[RECORDS FOR THE TASK]
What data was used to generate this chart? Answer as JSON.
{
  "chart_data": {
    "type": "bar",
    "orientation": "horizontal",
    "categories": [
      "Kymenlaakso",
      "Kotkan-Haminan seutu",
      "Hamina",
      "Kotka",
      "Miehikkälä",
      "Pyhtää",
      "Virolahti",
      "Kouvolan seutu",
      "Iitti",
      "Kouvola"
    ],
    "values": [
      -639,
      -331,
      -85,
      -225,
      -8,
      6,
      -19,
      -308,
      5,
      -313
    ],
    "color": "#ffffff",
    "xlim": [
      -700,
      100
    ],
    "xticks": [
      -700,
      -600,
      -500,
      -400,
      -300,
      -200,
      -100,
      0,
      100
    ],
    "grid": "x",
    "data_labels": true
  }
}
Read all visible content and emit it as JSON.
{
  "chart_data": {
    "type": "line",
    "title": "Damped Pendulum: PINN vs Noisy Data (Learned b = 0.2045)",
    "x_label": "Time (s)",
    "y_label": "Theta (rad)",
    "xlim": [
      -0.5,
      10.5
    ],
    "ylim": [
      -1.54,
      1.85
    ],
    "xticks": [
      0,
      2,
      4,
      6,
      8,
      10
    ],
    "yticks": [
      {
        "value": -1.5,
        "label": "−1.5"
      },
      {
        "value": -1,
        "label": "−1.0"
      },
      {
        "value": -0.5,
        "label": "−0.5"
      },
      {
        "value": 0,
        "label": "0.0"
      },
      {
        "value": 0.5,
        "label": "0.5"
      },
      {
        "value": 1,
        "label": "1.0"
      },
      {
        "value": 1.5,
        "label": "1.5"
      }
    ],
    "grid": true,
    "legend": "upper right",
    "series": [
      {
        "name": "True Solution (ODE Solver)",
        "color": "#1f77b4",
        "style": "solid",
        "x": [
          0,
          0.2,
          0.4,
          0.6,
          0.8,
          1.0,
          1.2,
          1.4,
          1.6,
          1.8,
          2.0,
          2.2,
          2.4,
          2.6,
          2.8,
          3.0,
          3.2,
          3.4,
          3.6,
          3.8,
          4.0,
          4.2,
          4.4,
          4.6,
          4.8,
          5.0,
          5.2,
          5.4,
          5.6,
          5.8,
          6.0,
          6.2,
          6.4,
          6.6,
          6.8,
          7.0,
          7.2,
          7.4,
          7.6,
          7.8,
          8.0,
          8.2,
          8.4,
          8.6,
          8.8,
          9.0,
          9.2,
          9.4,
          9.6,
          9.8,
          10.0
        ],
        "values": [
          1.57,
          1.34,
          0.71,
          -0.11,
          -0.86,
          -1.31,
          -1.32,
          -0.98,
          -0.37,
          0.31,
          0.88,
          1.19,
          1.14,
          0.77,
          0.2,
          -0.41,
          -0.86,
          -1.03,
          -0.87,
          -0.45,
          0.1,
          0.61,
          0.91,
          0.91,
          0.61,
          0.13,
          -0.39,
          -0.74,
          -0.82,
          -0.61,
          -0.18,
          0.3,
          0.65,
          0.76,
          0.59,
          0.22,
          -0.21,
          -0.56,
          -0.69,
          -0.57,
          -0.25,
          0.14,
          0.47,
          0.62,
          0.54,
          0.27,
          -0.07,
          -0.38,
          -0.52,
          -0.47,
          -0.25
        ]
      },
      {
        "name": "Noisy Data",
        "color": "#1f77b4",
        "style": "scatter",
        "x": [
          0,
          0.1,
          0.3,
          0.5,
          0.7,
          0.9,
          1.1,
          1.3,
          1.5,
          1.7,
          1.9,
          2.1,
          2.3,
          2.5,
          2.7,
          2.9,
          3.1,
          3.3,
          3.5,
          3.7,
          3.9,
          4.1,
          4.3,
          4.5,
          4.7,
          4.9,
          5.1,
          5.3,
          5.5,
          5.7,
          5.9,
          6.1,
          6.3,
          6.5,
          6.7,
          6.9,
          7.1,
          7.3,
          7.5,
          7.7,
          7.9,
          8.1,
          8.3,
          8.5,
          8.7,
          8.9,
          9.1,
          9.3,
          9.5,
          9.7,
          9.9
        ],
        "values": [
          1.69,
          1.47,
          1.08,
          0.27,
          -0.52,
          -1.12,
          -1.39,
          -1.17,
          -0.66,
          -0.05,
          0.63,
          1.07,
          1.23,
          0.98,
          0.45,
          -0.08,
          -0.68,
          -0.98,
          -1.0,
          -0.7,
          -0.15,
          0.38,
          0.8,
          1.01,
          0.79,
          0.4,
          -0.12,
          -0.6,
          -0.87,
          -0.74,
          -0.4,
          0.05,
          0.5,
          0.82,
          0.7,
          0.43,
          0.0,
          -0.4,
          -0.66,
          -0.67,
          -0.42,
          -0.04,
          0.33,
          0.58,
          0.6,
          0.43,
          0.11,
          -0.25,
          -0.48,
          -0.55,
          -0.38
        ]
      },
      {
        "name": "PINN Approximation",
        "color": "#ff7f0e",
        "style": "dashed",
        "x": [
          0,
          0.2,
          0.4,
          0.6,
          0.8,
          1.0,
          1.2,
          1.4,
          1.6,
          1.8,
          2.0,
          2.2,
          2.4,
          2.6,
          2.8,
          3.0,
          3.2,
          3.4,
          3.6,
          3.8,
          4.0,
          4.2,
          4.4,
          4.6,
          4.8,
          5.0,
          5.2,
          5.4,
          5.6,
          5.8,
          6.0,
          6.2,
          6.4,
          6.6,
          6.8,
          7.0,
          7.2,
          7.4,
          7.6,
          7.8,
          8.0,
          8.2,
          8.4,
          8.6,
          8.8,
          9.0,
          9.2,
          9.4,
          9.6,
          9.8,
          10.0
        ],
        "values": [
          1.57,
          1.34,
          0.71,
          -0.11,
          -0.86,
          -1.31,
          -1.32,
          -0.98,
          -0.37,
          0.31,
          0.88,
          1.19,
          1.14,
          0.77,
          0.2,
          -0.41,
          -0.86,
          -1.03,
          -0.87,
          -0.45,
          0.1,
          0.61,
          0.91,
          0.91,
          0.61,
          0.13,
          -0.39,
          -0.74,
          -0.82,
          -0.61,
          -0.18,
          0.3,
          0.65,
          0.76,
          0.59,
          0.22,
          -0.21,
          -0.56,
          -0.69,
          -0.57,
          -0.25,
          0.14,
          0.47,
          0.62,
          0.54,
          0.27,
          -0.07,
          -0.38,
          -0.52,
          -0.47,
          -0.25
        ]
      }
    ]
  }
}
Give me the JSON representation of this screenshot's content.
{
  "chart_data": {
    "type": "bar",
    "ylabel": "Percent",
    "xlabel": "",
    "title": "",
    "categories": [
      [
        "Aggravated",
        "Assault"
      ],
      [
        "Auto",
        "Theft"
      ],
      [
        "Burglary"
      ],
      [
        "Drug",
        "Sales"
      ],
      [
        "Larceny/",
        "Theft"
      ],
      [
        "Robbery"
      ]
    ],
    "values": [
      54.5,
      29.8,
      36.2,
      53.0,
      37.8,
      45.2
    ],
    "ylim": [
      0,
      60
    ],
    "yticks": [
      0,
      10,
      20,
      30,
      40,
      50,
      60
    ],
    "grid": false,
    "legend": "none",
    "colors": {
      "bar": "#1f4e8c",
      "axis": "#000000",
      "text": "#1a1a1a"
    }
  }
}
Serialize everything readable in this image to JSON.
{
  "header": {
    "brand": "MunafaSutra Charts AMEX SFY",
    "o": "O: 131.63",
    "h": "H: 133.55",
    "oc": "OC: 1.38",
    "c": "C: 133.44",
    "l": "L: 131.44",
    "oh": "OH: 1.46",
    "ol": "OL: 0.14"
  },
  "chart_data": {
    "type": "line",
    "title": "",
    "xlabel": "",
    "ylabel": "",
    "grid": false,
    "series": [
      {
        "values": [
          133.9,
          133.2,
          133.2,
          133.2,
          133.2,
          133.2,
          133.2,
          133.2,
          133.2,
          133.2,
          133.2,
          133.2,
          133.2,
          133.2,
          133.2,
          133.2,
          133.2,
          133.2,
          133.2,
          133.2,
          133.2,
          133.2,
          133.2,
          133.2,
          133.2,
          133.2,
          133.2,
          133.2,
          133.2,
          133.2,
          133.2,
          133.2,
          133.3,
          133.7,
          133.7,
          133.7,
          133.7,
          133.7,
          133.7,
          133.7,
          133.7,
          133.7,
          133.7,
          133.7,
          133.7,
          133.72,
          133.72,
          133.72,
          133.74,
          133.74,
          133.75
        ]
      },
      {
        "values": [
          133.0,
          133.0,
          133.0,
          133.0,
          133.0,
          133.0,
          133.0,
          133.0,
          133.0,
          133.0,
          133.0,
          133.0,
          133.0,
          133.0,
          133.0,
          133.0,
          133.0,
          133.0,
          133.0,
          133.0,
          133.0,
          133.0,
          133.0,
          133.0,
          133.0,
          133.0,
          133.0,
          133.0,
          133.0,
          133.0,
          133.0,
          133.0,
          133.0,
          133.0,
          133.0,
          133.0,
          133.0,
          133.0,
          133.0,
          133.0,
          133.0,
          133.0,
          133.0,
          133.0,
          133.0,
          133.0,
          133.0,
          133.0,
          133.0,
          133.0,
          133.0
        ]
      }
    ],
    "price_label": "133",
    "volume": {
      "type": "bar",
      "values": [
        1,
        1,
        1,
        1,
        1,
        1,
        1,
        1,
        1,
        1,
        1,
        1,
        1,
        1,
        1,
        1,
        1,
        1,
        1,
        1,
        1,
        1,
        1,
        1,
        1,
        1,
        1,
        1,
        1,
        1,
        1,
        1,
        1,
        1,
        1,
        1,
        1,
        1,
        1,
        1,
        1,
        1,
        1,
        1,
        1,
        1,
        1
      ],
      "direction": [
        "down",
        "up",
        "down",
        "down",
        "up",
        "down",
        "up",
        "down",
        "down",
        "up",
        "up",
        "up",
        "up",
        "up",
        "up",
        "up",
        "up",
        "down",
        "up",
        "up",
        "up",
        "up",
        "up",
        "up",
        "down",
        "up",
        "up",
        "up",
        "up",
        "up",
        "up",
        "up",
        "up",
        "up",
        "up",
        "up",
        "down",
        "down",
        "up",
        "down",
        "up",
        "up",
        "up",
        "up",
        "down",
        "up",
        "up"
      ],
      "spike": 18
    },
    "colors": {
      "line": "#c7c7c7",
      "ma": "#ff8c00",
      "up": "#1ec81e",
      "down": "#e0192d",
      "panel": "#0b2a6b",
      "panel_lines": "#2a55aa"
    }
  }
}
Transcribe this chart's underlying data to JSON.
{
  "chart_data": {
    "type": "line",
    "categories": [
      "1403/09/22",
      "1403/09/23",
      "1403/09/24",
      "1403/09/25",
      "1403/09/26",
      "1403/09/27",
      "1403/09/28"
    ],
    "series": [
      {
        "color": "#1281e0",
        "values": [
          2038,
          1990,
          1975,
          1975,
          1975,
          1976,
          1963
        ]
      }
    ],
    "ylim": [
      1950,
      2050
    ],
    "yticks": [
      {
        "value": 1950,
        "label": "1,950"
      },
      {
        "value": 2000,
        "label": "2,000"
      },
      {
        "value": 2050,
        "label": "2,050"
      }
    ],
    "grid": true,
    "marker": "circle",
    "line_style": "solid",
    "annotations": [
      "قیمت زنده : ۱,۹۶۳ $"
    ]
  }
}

[PROBLEM REQUIREMENTS]
Gather up the lines that contain the word "PINN".

[ANSWER BELOW]
    "title": "Damped Pendulum: PINN vs Noisy Data (Learned b = 0.2045)",
        "name": "PINN Approximation",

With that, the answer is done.